# Material provided
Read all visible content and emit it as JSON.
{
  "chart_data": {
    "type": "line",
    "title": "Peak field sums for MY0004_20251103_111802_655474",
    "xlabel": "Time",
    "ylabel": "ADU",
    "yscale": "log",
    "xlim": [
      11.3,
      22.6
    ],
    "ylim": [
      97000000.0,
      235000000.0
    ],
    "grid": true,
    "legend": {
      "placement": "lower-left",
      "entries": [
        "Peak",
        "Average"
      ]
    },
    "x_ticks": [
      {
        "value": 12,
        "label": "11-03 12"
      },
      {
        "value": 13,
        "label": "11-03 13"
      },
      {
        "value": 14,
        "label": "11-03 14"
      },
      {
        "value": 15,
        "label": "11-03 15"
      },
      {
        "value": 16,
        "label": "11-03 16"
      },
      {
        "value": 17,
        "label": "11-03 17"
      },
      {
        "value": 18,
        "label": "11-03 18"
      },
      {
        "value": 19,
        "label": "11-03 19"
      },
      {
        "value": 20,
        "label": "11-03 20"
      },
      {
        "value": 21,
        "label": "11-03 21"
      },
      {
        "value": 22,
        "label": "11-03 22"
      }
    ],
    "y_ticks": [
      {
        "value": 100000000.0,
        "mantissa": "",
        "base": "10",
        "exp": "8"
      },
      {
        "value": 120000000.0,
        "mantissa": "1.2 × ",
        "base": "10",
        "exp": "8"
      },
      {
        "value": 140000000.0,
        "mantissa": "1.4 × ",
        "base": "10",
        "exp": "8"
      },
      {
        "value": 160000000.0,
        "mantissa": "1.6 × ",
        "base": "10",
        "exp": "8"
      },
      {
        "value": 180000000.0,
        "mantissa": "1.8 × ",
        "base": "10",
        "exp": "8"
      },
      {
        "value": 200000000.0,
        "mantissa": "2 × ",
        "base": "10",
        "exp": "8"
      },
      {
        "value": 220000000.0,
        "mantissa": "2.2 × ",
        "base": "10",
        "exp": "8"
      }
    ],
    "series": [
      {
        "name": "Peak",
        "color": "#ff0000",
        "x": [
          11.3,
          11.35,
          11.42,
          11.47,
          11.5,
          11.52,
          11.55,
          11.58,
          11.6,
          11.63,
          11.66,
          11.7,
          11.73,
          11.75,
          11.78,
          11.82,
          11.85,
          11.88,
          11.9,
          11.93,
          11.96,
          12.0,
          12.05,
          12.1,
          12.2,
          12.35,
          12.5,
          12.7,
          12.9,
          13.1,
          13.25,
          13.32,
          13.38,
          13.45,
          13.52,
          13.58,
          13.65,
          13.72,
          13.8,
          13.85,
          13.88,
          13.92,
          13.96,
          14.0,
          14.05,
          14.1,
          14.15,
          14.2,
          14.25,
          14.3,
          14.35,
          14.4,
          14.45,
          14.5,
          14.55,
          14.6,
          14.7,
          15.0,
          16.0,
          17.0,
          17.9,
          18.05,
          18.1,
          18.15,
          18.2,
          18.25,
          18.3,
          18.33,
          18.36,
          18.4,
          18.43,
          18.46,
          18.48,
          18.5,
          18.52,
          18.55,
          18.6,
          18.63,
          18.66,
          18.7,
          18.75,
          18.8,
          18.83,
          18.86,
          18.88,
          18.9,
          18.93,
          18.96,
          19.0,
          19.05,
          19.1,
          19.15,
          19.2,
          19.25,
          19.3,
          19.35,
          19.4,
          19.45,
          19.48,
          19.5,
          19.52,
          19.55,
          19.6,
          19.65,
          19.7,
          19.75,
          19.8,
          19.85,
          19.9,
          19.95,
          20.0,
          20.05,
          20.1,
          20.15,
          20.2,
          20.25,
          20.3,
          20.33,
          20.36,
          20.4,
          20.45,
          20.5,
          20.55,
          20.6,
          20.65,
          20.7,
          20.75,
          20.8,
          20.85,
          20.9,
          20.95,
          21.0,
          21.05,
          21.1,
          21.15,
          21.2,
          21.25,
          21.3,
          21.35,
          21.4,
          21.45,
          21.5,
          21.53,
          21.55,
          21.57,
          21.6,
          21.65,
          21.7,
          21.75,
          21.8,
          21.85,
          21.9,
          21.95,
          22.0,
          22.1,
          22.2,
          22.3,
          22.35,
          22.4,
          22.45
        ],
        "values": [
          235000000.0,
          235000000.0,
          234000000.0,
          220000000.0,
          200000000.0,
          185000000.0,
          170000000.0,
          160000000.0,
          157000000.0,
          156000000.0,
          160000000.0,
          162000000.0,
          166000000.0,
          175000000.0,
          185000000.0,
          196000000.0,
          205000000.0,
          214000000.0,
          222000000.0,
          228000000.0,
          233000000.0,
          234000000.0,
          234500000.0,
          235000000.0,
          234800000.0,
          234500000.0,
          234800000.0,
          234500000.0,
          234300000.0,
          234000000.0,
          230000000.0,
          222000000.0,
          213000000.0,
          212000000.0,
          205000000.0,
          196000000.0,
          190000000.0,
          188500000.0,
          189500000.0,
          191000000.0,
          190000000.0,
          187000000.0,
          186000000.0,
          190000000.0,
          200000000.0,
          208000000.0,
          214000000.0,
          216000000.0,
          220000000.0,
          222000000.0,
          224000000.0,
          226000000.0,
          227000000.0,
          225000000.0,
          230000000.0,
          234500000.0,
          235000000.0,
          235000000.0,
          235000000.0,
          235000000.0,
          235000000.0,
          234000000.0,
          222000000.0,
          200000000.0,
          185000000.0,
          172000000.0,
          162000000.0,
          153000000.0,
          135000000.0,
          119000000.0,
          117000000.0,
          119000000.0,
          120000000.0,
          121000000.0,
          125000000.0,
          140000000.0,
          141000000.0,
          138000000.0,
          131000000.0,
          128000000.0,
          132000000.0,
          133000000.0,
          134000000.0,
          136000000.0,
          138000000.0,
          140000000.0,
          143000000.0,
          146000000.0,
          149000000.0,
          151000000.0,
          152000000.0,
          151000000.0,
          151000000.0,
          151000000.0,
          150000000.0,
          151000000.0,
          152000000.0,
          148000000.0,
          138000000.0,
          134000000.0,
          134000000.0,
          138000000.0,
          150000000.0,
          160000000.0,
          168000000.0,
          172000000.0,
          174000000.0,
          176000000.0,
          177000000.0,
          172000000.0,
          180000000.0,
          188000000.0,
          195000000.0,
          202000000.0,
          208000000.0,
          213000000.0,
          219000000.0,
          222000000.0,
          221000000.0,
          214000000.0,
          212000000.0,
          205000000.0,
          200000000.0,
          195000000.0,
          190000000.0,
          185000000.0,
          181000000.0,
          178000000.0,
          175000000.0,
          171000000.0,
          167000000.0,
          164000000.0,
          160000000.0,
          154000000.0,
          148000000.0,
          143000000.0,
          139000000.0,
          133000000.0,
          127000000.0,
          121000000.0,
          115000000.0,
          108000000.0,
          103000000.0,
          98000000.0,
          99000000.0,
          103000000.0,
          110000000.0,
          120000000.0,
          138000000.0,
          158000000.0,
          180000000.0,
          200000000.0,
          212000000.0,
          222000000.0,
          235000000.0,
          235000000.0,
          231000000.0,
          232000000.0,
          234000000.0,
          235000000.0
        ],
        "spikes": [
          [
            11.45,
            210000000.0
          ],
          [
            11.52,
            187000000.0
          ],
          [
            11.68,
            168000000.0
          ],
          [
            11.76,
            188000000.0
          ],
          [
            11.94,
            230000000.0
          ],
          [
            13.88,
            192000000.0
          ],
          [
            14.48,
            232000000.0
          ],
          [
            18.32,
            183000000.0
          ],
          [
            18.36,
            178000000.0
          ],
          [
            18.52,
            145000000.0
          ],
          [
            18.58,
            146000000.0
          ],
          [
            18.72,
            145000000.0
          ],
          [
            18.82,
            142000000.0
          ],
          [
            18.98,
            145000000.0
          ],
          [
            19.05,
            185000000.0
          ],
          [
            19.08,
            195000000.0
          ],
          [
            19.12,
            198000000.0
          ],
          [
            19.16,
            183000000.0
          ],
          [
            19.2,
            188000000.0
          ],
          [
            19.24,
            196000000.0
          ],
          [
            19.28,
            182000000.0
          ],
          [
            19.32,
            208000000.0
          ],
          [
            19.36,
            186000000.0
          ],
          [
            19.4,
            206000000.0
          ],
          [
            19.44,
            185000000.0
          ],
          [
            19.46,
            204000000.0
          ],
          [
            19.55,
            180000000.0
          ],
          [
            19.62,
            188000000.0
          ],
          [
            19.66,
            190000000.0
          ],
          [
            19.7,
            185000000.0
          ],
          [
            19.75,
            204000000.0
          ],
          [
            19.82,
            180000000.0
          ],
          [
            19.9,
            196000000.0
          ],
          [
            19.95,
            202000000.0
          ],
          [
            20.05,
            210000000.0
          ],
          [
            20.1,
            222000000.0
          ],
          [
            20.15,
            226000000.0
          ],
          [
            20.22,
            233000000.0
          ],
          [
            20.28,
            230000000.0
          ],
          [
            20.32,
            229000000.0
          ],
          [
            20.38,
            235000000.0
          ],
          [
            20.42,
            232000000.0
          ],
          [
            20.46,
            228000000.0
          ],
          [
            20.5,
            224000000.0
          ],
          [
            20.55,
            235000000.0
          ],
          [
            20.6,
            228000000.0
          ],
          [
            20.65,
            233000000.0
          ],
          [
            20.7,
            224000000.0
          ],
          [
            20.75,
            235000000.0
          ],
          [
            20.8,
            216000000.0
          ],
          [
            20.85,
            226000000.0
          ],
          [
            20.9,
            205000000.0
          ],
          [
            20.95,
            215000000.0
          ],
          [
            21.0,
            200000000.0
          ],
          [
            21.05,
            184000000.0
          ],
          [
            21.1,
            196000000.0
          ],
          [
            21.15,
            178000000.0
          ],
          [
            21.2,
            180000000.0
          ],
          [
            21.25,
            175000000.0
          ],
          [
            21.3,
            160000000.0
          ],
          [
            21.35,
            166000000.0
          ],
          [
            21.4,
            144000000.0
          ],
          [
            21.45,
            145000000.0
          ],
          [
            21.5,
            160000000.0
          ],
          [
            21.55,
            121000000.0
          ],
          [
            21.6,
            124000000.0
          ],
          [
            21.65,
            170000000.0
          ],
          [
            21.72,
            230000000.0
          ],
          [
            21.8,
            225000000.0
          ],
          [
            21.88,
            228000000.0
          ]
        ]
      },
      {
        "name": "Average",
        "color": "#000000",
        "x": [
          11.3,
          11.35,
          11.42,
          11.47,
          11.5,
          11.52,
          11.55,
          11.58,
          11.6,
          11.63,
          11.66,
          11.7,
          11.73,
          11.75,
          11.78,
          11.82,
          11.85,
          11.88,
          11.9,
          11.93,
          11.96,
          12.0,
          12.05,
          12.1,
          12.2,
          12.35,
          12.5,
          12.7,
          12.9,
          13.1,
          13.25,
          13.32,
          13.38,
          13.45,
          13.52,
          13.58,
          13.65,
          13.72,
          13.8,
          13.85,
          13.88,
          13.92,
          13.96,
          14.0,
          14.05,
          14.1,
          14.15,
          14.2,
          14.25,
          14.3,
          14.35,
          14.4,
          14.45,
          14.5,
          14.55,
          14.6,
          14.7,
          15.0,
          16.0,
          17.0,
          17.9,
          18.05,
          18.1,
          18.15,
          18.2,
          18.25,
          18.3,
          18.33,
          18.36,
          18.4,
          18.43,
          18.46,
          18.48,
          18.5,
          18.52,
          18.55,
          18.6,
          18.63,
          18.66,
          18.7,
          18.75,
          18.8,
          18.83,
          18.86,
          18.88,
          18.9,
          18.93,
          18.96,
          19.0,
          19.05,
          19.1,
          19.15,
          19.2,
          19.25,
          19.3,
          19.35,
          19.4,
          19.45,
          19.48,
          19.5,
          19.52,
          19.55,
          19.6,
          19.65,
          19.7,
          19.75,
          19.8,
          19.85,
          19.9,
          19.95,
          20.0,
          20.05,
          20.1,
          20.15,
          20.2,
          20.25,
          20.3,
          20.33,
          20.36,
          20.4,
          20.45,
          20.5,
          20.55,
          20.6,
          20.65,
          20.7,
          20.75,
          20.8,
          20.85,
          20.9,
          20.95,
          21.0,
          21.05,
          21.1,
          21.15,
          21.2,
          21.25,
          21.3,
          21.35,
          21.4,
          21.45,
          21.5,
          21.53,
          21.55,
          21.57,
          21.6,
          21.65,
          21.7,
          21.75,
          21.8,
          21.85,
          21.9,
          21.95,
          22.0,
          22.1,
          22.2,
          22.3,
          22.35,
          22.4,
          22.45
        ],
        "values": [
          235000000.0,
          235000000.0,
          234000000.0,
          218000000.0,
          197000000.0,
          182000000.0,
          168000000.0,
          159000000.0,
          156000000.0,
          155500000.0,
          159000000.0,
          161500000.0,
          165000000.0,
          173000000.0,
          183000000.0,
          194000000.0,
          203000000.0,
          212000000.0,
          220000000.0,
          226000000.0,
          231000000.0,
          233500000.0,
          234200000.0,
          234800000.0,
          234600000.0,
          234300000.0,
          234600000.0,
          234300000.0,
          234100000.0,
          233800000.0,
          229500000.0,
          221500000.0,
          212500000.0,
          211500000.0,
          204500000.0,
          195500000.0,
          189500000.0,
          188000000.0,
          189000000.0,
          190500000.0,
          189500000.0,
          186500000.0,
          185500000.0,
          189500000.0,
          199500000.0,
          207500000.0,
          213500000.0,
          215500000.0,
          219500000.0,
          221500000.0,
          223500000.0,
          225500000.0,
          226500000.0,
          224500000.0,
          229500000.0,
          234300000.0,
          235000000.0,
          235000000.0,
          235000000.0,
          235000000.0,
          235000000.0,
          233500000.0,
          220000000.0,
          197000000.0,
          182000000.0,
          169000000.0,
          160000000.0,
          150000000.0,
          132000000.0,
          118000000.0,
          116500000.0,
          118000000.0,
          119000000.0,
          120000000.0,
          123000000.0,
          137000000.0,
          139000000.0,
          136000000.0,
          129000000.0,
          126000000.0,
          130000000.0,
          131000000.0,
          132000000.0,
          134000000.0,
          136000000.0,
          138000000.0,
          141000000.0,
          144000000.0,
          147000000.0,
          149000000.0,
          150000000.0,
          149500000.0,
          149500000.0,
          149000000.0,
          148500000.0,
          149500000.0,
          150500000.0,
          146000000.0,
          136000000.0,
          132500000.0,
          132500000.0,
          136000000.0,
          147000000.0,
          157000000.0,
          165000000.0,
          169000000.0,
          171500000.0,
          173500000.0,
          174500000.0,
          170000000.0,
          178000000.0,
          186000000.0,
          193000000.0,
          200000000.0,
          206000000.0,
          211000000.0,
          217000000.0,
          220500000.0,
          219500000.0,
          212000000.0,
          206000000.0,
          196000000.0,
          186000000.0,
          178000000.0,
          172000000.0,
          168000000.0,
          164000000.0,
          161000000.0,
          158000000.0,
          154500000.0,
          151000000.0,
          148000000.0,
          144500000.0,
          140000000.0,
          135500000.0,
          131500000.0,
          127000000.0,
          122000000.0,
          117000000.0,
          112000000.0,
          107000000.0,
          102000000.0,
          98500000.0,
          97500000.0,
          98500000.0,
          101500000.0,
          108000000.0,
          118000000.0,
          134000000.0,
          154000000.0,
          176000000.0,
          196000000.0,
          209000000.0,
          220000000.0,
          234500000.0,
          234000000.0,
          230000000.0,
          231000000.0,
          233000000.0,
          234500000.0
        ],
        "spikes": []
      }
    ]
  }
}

# Task prompt
Collect each line above holding the string "Peak".

# The solution
    "title": "Peak field sums for MY0004_20251103_111802_655474",
        "Peak",
        "name": "Peak",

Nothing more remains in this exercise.